Set task
Would you restate all the data that follows, word for word?

○ ○ ○

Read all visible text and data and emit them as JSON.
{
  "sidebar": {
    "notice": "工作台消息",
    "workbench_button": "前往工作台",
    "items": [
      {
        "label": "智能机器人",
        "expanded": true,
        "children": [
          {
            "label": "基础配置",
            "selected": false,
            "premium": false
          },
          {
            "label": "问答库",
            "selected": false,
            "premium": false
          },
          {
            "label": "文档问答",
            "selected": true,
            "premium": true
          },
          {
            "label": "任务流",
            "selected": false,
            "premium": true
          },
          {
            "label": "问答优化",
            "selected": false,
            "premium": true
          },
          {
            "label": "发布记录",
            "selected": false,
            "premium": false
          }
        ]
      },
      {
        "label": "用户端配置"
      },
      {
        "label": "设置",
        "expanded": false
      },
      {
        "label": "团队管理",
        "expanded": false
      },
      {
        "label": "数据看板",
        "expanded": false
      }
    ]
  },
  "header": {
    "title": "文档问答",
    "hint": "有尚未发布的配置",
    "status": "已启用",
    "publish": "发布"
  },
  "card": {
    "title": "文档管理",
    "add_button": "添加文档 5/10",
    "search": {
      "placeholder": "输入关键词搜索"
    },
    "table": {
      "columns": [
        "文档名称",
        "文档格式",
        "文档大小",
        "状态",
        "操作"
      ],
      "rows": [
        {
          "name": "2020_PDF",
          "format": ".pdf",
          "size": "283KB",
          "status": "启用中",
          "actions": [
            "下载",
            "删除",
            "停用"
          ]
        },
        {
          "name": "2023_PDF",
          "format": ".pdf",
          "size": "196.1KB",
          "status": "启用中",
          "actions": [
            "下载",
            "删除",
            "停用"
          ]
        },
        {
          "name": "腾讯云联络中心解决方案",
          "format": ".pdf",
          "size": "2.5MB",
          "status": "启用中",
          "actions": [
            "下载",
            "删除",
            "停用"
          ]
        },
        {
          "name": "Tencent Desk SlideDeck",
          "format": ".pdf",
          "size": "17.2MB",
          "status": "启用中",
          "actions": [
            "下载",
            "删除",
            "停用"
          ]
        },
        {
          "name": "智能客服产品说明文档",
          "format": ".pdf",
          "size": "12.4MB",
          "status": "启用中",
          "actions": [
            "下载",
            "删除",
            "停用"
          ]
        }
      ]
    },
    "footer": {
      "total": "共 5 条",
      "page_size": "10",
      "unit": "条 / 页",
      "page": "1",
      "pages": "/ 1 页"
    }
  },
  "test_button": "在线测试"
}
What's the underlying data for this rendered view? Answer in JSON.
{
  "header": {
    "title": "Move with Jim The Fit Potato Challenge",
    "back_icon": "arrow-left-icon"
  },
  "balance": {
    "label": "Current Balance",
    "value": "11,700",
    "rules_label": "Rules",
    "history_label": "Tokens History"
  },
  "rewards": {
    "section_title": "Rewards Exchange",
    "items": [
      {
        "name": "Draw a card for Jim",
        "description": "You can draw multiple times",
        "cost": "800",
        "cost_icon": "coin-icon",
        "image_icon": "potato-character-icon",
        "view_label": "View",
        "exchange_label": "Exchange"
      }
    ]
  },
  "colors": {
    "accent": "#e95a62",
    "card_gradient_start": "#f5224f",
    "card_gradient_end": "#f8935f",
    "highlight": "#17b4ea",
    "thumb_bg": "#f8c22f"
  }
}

○ ○ ○

Completed exercise
Read all visible text and data and emit them as JSON.
{
  "sidebar": {
    "notice": "工作台消息",
    "workbench_button": "前往工作台",
    "items": [
      {
        "label": "智能机器人",
        "expanded": true,
        "children": [
          {
            "label": "基础配置",
            "selected": false,
            "premium": false
          },
          {
            "label": "问答库",
            "selected": false,
            "premium": false
          },
          {
            "label": "文档问答",
            "selected": true,
            "premium": true
          },
          {
            "label": "任务流",
            "selected": false,
            "premium": true
          },
          {
            "label": "问答优化",
            "selected": false,
            "premium": true
          },
          {
            "label": "发布记录",
            "selected": false,
            "premium": false
          }
        ]
      },
      {
        "label": "用户端配置"
      },
      {
        "label": "设置",
        "expanded": false
      },
      {
        "label": "团队管理",
        "expanded": false
      },
      {
        "label": "数据看板",
        "expanded": false
      }
    ]
  },
  "header": {
    "title": "文档问答",
    "hint": "有尚未发布的配置",
    "status": "已启用",
    "publish": "发布"
  },
  "card": {
    "title": "文档管理",
    "add_button": "添加文档 5/10",
    "search": {
      "placeholder": "输入关键词搜索"
    },
    "table": {
      "columns": [
        "文档名称",
        "文档格式",
        "文档大小",
        "状态",
        "操作"
      ],
      "rows": [
        {
          "name": "2020_PDF",
          "format": ".pdf",
          "size": "283KB",
          "status": "启用中",
          "actions": [
            "下载",
            "删除",
            "停用"
          ]
        },
        {
          "name": "2023_PDF",
          "format": ".pdf",
          "size": "196.1KB",
          "status": "启用中",
          "actions": [
            "下载",
            "删除",
            "停用"
          ]
        },
        {
          "name": "腾讯云联络中心解决方案",
          "format": ".pdf",
          "size": "2.5MB",
          "status": "启用中",
          "actions": [
            "下载",
            "删除",
            "停用"
          ]
        },
        {
          "name": "Tencent Desk SlideDeck",
          "format": ".pdf",
          "size": "17.2MB",
          "status": "启用中",
          "actions": [
            "下载",
            "删除",
            "停用"
          ]
        },
        {
          "name": "智能客服产品说明文档",
          "format": ".pdf",
          "size": "12.4MB",
          "status": "启用中",
          "actions": [
            "下载",
            "删除",
            "停用"
          ]
        }
      ]
    },
    "footer": {
      "total": "共 5 条",
      "page_size": "10",
      "unit": "条 / 页",
      "page": "1",
      "pages": "/ 1 页"
    }
  },
  "test_button": "在线测试"
}
What's the underlying data for this rendered view? Answer in JSON.
{
  "header": {
    "title": "Move with Jim The Fit Potato Challenge",
    "back_icon": "arrow-left-icon"
  },
  "balance": {
    "label": "Current Balance",
    "value": "11,700",
    "rules_label": "Rules",
    "history_label": "Tokens History"
  },
  "rewards": {
    "section_title": "Rewards Exchange",
    "items": [
      {
        "name": "Draw a card for Jim",
        "description": "You can draw multiple times",
        "cost": "800",
        "cost_icon": "coin-icon",
        "image_icon": "potato-character-icon",
        "view_label": "View",
        "exchange_label": "Exchange"
      }
    ]
  },
  "colors": {
    "accent": "#e95a62",
    "card_gradient_start": "#f5224f",
    "card_gradient_end": "#f8935f",
    "highlight": "#17b4ea",
    "thumb_bg": "#f8c22f"
  }
}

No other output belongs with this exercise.